_The task_.
Pull out each line of the records holding the string "becerileri".

——————————

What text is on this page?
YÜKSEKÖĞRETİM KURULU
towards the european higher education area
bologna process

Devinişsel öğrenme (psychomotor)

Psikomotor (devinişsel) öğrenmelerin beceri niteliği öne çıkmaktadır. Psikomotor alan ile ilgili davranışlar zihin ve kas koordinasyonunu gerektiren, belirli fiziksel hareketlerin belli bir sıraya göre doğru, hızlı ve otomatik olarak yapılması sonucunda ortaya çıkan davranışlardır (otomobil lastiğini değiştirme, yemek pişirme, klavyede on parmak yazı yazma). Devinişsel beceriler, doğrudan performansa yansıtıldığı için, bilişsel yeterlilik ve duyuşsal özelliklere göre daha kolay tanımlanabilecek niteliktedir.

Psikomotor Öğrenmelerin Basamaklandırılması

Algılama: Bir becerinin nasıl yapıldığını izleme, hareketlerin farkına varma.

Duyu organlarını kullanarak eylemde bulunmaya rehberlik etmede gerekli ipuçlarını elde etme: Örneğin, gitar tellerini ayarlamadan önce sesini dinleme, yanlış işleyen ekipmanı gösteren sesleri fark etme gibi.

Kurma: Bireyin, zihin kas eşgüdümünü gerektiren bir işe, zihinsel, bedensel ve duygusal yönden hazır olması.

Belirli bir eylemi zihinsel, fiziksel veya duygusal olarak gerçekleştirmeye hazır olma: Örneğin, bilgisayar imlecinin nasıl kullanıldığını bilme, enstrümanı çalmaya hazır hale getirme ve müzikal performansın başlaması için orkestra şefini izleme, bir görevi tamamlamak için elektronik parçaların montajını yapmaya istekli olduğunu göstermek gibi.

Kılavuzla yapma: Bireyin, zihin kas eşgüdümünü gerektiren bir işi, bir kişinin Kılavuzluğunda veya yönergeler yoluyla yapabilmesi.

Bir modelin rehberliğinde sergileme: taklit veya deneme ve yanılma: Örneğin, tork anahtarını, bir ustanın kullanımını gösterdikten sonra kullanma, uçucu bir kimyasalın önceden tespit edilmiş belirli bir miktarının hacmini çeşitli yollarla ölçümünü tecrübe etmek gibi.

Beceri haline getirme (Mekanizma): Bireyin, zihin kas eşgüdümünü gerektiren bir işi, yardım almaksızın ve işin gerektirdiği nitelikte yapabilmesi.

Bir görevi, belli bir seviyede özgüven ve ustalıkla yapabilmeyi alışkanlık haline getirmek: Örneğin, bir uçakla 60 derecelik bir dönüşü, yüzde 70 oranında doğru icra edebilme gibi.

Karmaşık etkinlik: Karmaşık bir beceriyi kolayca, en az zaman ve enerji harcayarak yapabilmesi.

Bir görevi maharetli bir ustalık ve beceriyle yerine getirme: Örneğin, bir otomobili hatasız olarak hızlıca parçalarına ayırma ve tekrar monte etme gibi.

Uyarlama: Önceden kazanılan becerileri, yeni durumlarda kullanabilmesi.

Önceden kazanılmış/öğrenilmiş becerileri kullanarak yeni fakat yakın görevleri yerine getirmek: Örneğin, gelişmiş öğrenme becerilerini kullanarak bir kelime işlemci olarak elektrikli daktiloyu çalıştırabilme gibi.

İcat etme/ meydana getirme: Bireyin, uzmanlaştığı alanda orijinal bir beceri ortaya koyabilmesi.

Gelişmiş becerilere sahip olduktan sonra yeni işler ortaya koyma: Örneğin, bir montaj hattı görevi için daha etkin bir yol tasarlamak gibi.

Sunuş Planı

——————————

_Response to the task_.
Uyarlama: Önceden kazanılan becerileri, yeni durumlarda kullanabilmesi.
Önceden kazanılmış/öğrenilmiş becerileri kullanarak yeni fakat yakın görevleri yerine getirmek: Örneğin, gelişmiş öğrenme becerilerini kullanarak bir kelime işlemci olarak elektrikli daktiloyu çalıştırabilme gibi.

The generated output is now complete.